**PROBLEM**
Pictures do not belong in the copy. Return all of the entries exactly.

**DATA SUPPLIED**
·····

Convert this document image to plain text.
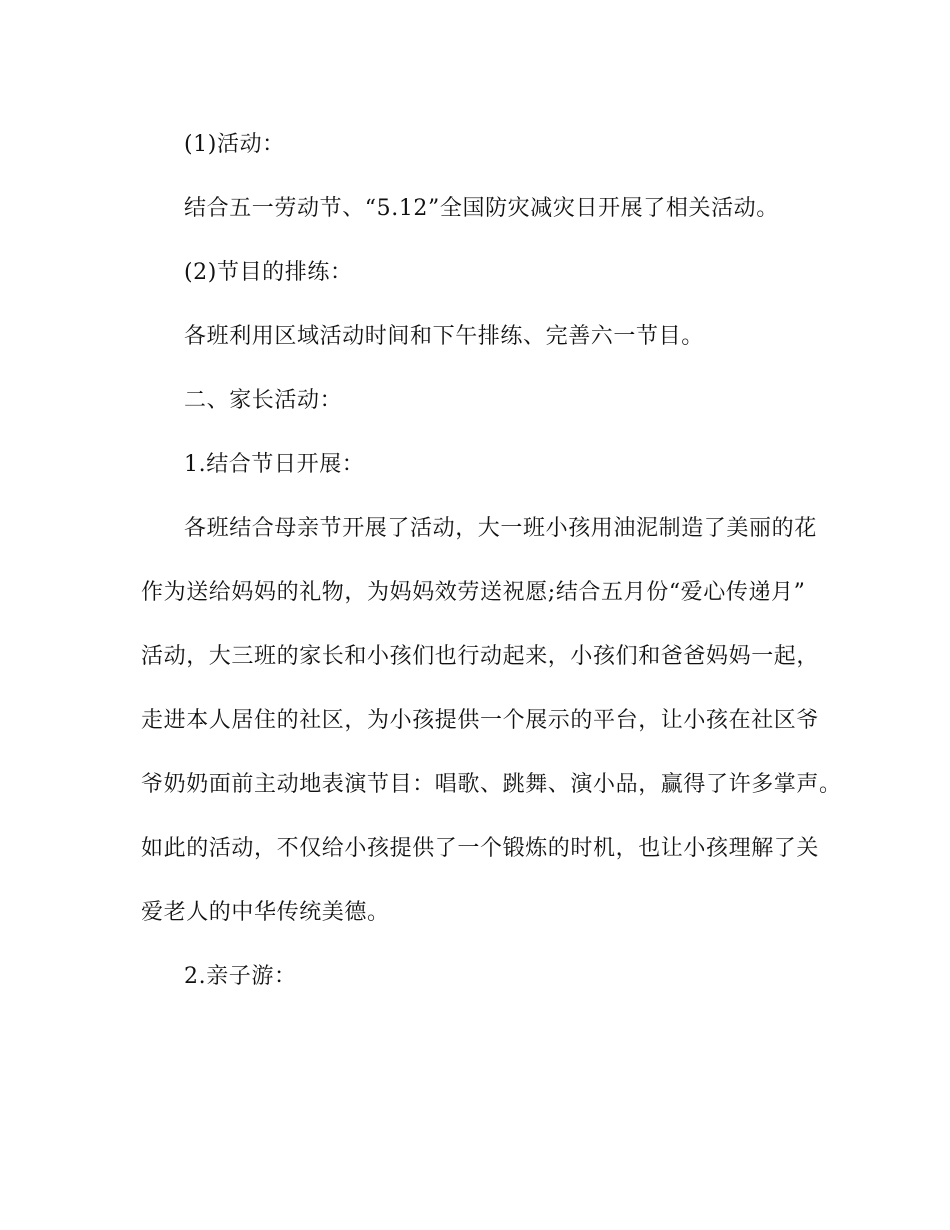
(1)活动：
结合五一劳动节、“5.12”全国防灾减灾日开展了相关活动。
(2)节目的排练：
各班利用区域活动时间和下午排练、完善六一节目。
二、家长活动：
1.结合节日开展：
各班结合母亲节开展了活动，大一班小孩用油泥制造了美丽的花
作为送给妈妈的礼物，为妈妈效劳送祝愿;结合五月份“爱心传递月”
活动，大三班的家长和小孩们也行动起来，小孩们和爸爸妈妈一起，
走进本人居住的社区，为小孩提供一个展示的平台，让小孩在社区爷
爷奶奶面前主动地表演节目：唱歌、跳舞、演小品，赢得了许多掌声。
如此的活动，不仅给小孩提供了一个锻炼的时机，也让小孩理解了关
爱老人的中华传统美德。
2.亲子游：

·····

**OUTPUT FOR THIS TASK**
Convert this document image to plain text.
(1)活动：
结合五一劳动节、“5.12”全国防灾减灾日开展了相关活动。
(2)节目的排练：
各班利用区域活动时间和下午排练、完善六一节目。
二、家长活动：
1.结合节日开展：
各班结合母亲节开展了活动，大一班小孩用油泥制造了美丽的花
作为送给妈妈的礼物，为妈妈效劳送祝愿;结合五月份“爱心传递月”
活动，大三班的家长和小孩们也行动起来，小孩们和爸爸妈妈一起，
走进本人居住的社区，为小孩提供一个展示的平台，让小孩在社区爷
爷奶奶面前主动地表演节目：唱歌、跳舞、演小品，赢得了许多掌声。
如此的活动，不仅给小孩提供了一个锻炼的时机，也让小孩理解了关
爱老人的中华传统美德。
2.亲子游：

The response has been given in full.